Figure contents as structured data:
Begin
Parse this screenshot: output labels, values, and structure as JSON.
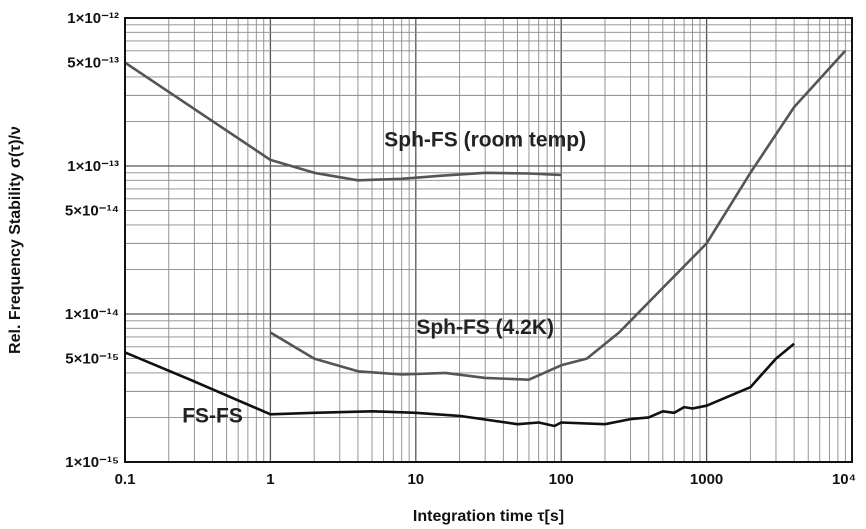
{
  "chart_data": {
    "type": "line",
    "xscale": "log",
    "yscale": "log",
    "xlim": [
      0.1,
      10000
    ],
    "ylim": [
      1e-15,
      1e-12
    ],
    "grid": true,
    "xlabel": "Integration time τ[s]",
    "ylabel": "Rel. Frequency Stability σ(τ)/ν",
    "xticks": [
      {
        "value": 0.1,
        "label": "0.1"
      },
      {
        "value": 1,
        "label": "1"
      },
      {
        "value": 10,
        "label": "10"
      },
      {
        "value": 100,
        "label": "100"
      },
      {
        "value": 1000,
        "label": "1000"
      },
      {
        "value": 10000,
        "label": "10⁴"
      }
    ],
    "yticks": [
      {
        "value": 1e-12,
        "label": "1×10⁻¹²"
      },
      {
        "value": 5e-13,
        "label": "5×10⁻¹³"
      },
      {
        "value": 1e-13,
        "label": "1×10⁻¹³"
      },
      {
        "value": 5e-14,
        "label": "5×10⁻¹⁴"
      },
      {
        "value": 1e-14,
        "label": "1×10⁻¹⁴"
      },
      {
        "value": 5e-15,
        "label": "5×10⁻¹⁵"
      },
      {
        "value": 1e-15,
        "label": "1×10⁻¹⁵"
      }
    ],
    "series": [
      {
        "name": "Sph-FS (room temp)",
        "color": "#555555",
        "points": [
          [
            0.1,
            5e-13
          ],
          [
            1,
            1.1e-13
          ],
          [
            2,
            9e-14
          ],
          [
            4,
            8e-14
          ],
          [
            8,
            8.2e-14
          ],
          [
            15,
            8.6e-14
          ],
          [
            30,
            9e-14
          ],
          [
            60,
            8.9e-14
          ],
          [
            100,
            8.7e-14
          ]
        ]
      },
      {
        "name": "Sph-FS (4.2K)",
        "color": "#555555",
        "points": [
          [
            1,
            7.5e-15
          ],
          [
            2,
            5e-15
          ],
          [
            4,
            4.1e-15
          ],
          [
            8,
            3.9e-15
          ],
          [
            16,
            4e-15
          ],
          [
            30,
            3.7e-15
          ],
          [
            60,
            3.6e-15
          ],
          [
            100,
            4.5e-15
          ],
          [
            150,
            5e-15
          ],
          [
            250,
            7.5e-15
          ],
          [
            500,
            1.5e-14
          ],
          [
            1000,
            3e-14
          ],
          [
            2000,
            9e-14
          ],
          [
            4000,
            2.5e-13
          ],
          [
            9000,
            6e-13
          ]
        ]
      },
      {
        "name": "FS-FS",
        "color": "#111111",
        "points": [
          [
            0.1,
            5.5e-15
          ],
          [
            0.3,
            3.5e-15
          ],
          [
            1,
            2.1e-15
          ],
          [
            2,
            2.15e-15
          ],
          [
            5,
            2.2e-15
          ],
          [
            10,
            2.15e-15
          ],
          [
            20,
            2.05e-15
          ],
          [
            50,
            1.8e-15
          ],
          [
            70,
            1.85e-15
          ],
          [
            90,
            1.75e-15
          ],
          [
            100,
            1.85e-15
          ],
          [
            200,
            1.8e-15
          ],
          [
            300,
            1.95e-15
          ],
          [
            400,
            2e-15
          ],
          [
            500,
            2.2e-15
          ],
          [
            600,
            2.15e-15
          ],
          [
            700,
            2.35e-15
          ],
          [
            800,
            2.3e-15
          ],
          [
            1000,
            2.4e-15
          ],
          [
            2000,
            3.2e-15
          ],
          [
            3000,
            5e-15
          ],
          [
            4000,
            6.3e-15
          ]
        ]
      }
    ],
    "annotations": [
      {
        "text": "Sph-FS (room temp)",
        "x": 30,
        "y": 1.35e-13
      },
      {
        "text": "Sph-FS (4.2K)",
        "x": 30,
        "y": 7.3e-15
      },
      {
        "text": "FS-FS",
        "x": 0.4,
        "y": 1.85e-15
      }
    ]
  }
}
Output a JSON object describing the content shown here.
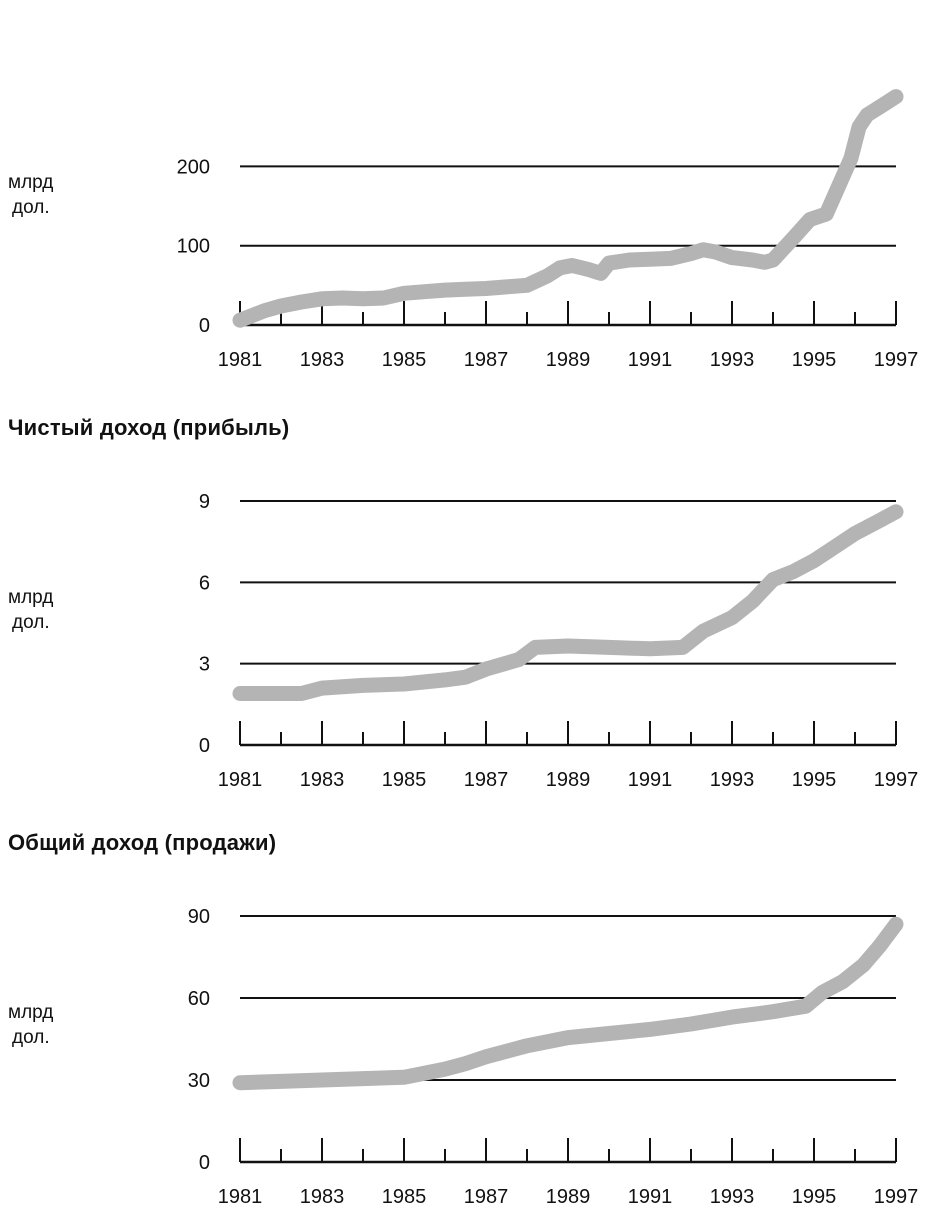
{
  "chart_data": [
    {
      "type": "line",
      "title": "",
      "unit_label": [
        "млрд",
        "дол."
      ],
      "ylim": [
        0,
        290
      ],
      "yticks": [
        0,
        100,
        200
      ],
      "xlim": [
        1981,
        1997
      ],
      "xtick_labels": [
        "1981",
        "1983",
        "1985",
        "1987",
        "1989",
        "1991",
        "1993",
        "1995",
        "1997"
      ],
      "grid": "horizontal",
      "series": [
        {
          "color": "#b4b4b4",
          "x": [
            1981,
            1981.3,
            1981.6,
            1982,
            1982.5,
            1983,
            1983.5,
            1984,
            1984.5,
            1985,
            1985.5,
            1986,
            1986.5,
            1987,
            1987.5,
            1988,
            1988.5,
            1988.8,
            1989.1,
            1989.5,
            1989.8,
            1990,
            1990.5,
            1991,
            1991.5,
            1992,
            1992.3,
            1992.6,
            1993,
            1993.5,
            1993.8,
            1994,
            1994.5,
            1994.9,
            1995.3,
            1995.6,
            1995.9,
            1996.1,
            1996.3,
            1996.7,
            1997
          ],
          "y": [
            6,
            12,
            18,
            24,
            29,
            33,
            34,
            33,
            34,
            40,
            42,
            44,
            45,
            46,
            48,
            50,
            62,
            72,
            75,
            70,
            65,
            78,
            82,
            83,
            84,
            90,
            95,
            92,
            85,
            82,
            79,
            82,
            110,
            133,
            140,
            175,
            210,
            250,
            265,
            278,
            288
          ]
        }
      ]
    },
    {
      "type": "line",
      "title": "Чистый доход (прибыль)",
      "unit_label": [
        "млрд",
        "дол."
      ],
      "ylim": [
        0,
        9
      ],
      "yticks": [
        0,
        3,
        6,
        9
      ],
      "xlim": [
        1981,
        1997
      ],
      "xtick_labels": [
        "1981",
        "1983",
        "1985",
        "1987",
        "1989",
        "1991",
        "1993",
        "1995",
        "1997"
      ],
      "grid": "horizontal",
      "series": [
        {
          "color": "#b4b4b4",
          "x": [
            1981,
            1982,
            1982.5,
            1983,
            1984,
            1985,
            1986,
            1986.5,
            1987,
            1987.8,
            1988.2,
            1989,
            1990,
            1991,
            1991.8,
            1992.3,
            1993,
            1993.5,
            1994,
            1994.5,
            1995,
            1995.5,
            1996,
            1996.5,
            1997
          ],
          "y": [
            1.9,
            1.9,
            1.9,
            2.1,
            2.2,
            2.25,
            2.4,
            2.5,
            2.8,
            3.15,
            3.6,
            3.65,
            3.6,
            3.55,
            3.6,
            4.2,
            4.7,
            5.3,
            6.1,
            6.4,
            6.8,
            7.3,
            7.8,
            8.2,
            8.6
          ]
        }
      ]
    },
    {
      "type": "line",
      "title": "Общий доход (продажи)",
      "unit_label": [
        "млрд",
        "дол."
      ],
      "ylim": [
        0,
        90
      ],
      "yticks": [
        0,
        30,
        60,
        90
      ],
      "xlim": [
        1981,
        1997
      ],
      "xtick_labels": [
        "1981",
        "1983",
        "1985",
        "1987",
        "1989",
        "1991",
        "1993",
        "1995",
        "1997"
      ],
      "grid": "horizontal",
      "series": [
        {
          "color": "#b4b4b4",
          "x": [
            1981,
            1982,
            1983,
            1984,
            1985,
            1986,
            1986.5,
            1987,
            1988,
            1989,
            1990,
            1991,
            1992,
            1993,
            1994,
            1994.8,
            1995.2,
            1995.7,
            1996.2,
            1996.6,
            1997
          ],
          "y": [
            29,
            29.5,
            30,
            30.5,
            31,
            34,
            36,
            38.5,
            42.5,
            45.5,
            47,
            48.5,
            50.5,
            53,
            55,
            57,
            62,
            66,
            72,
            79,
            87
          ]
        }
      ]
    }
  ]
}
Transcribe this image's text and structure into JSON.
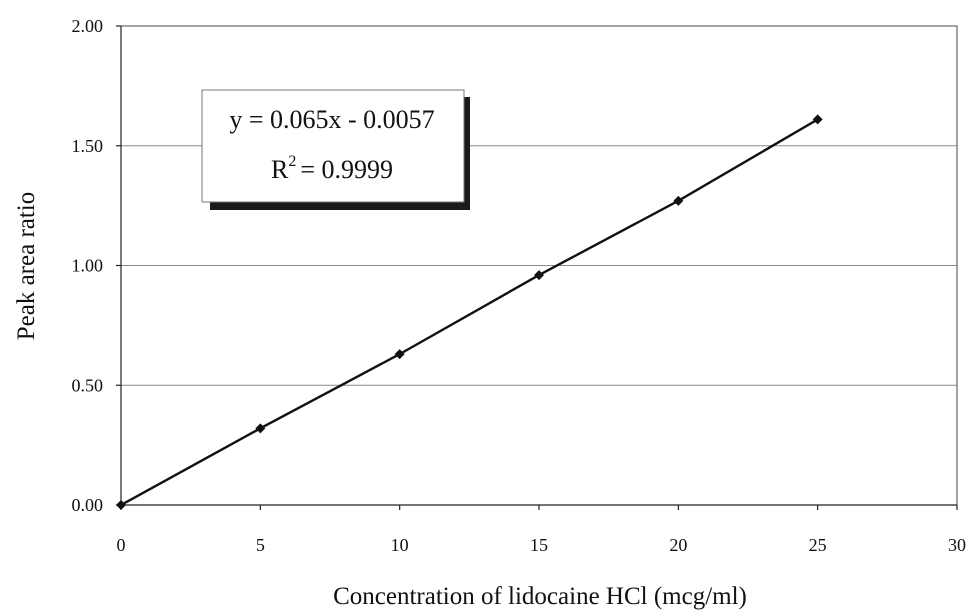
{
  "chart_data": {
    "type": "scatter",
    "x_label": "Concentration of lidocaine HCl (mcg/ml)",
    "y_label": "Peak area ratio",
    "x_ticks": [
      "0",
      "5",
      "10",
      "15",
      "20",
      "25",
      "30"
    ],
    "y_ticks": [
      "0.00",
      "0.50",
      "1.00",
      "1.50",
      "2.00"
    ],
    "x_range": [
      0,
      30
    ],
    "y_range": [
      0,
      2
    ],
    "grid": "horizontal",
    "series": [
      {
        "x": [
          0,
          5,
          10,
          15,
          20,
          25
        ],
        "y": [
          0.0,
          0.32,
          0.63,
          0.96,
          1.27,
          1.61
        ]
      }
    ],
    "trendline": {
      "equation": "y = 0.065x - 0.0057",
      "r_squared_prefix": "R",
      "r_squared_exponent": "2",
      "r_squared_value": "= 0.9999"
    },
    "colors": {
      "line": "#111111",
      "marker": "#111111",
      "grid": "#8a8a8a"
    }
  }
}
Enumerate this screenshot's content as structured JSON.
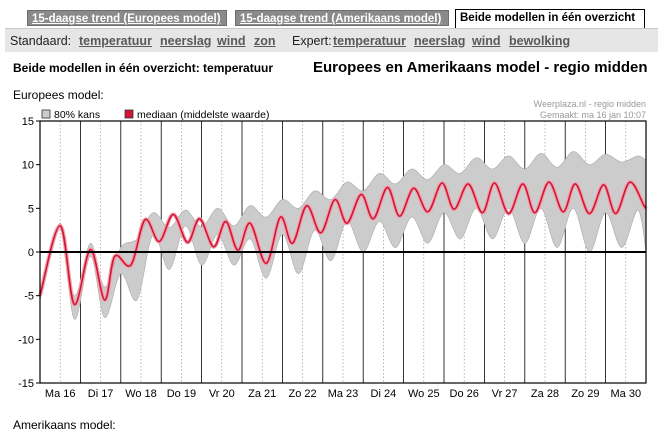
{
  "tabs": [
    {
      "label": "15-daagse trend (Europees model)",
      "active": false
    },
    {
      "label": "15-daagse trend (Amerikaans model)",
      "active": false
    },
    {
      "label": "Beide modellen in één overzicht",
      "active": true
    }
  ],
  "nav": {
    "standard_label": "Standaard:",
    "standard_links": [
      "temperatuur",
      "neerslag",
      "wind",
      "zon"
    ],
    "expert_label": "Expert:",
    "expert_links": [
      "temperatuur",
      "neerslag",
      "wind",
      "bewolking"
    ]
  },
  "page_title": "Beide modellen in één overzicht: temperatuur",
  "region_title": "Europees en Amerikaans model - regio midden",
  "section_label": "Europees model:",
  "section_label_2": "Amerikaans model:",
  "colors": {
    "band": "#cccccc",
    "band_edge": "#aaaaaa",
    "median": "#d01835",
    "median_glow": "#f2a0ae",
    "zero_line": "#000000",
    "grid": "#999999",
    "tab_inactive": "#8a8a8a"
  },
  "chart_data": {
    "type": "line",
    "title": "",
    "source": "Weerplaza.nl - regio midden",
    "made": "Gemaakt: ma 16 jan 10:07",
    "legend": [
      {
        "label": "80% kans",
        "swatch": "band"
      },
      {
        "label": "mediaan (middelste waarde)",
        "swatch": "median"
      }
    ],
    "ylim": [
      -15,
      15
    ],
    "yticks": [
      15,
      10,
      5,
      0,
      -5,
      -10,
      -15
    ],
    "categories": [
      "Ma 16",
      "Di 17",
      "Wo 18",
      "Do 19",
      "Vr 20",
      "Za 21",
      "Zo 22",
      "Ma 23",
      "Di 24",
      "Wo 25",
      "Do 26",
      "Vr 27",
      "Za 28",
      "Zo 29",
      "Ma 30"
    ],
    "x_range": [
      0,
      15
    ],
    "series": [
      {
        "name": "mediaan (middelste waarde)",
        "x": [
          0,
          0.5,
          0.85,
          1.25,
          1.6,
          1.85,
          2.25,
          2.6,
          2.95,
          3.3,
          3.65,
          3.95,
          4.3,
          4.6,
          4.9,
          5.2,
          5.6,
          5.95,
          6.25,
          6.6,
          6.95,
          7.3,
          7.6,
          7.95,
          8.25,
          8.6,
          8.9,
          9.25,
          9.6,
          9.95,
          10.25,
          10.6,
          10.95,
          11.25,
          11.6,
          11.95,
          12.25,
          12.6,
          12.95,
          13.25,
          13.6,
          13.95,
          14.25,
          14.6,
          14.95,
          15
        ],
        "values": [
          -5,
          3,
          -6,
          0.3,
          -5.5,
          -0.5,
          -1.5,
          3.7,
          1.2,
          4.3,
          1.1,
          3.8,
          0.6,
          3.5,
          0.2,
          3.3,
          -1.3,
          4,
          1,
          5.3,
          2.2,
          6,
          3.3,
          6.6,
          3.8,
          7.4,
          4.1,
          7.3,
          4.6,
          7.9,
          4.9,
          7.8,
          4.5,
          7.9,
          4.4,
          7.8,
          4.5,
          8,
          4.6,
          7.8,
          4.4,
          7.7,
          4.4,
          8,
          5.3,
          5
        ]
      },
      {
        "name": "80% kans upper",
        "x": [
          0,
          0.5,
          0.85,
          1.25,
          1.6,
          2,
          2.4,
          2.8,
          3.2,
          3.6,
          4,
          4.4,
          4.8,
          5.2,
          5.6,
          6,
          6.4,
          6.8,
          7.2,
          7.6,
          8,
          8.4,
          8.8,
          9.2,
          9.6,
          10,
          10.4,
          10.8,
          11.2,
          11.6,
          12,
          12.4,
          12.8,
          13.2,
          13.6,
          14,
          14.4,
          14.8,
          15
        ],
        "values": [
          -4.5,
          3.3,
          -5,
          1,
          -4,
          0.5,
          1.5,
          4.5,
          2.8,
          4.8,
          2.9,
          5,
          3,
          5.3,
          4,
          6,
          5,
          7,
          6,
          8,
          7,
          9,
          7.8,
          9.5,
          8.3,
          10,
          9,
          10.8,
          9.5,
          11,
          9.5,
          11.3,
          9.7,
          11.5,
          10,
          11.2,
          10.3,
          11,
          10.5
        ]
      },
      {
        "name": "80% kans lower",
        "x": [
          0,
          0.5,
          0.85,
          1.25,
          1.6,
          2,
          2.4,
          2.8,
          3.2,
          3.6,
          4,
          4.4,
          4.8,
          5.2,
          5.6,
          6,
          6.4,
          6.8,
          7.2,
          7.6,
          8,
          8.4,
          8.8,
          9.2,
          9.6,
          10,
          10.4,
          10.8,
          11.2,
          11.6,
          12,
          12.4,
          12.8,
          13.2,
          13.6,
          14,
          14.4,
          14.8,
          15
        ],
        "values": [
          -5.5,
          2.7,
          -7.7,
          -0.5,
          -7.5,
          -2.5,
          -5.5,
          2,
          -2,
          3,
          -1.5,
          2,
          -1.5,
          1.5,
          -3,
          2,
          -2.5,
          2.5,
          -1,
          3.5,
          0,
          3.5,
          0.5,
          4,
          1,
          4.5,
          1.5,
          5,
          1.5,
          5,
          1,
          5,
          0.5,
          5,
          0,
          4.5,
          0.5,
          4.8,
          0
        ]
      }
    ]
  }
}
End
Job:
Where a line above holds the string "screenshot", show that line.

Answer to this exercise:
Parse this screenshot: output labels, values, and structure as JSON.
Enumerate this screenshot's content as structured JSON.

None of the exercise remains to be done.